→ **TASK DETAILS**:
Copy each line below exactly and leave the pictures out.

=== DATA LINES ===

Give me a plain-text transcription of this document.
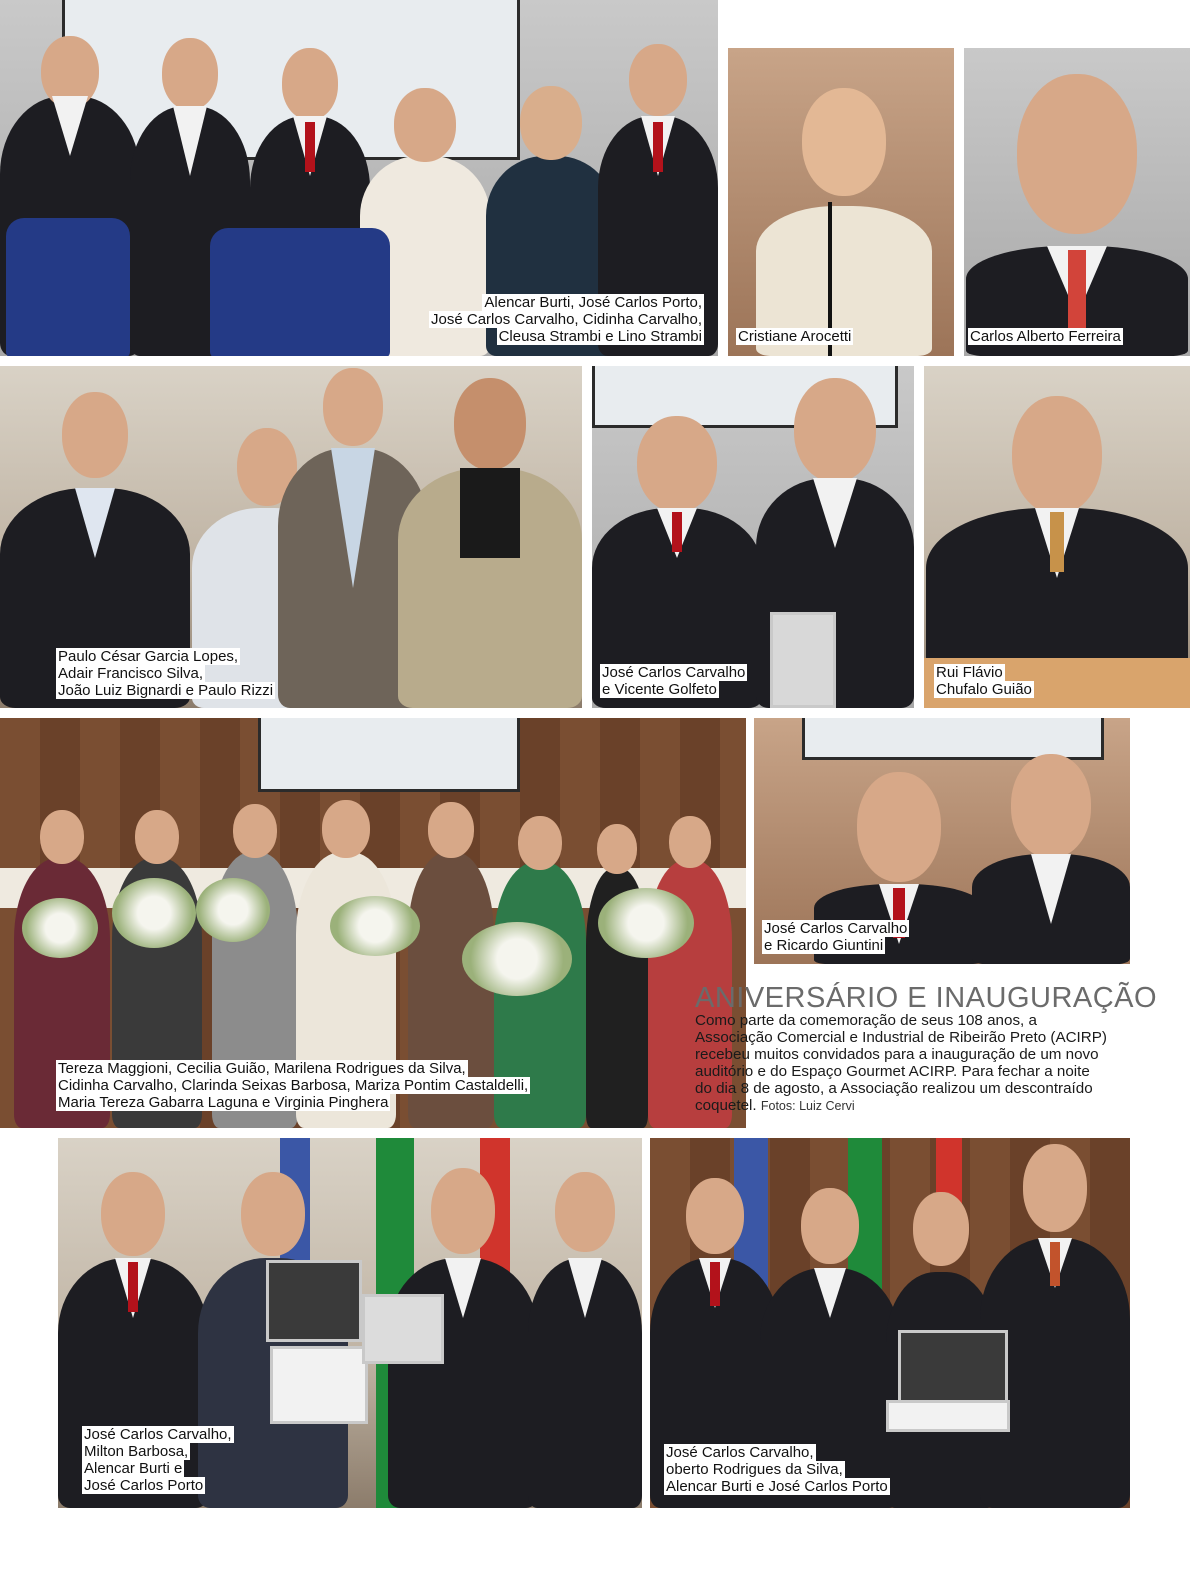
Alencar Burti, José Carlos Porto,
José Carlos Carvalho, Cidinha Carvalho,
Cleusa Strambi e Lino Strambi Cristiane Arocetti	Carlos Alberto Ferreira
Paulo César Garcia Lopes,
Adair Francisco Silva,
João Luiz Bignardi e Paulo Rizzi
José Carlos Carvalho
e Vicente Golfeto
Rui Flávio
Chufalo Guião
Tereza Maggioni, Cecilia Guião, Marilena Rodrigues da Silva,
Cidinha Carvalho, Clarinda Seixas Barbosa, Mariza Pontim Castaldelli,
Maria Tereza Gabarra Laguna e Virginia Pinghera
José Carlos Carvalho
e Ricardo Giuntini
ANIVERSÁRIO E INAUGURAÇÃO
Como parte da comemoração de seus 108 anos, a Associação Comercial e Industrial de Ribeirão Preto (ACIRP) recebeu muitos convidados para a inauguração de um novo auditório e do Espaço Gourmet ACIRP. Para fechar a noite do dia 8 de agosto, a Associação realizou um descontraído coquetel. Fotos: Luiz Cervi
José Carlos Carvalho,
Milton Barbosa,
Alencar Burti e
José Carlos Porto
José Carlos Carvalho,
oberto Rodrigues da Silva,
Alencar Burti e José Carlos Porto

===

→ **EXERCISE RESULT**:
Give me a plain-text transcription of this document.
Alencar Burti, José Carlos Porto,
José Carlos Carvalho, Cidinha Carvalho,
Cleusa Strambi e Lino Strambi Cristiane Arocetti	Carlos Alberto Ferreira
Paulo César Garcia Lopes,
Adair Francisco Silva,
João Luiz Bignardi e Paulo Rizzi
José Carlos Carvalho
e Vicente Golfeto
Rui Flávio
Chufalo Guião
Tereza Maggioni, Cecilia Guião, Marilena Rodrigues da Silva,
Cidinha Carvalho, Clarinda Seixas Barbosa, Mariza Pontim Castaldelli,
Maria Tereza Gabarra Laguna e Virginia Pinghera
José Carlos Carvalho
e Ricardo Giuntini
ANIVERSÁRIO E INAUGURAÇÃO
Como parte da comemoração de seus 108 anos, a Associação Comercial e Industrial de Ribeirão Preto (ACIRP) recebeu muitos convidados para a inauguração de um novo auditório e do Espaço Gourmet ACIRP. Para fechar a noite do dia 8 de agosto, a Associação realizou um descontraído coquetel. Fotos: Luiz Cervi
José Carlos Carvalho,
Milton Barbosa,
Alencar Burti e
José Carlos Porto
José Carlos Carvalho,
oberto Rodrigues da Silva,
Alencar Burti e José Carlos Porto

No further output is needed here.